== Supplied material

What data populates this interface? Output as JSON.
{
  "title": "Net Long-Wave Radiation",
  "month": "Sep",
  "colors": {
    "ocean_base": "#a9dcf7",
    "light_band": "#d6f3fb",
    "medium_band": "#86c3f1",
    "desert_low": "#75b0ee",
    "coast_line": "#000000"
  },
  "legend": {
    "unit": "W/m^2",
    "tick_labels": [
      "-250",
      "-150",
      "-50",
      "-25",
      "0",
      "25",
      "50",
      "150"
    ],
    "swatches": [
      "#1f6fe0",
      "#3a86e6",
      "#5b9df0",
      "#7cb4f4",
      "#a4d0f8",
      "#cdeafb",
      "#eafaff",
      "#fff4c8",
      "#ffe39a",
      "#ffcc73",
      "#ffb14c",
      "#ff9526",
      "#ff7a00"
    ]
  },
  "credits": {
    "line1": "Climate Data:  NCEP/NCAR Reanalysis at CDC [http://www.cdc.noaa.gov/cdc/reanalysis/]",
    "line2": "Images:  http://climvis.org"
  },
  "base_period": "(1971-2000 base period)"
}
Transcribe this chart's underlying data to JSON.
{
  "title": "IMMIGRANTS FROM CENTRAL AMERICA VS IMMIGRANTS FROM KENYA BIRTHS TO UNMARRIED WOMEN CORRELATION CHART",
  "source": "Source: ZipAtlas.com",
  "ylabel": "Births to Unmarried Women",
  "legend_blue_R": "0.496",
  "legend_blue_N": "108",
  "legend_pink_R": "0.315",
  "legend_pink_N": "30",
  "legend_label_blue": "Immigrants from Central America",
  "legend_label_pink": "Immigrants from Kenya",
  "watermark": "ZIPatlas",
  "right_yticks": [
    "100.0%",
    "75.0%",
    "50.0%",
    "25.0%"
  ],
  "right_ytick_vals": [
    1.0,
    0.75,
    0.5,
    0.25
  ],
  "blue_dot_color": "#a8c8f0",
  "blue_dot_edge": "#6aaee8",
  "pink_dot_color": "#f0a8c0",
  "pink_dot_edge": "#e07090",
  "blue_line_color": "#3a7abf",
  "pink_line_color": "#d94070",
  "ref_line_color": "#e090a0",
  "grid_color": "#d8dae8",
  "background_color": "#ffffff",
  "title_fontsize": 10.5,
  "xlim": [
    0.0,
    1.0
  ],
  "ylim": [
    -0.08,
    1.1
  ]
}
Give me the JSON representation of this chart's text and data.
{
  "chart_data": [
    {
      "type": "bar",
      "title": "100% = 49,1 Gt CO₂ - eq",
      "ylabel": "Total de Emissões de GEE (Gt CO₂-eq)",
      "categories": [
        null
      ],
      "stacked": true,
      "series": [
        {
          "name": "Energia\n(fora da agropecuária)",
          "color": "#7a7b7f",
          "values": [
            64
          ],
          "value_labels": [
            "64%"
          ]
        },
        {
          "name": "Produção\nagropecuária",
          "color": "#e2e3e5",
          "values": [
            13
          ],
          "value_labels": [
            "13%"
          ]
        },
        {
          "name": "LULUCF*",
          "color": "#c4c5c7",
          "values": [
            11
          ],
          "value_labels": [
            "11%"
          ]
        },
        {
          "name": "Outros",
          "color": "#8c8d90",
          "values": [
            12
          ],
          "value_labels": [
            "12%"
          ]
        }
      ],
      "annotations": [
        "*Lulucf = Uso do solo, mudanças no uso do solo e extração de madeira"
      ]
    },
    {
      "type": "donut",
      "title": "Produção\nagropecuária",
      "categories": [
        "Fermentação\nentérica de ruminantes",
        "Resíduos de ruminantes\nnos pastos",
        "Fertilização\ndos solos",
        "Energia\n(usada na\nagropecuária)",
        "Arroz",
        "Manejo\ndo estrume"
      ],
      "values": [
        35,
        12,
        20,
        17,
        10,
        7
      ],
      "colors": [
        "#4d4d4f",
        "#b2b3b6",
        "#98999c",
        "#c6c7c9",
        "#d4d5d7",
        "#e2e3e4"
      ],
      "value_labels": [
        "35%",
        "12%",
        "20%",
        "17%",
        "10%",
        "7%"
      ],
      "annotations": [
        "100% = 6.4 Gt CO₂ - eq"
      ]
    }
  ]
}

====

_Written problem_. From the entries above, copy every line containing the word "ylabel".

_Final result_.
  "ylabel": "Births to Unmarried Women",
      "ylabel": "Total de Emissões de GEE (Gt CO₂-eq)",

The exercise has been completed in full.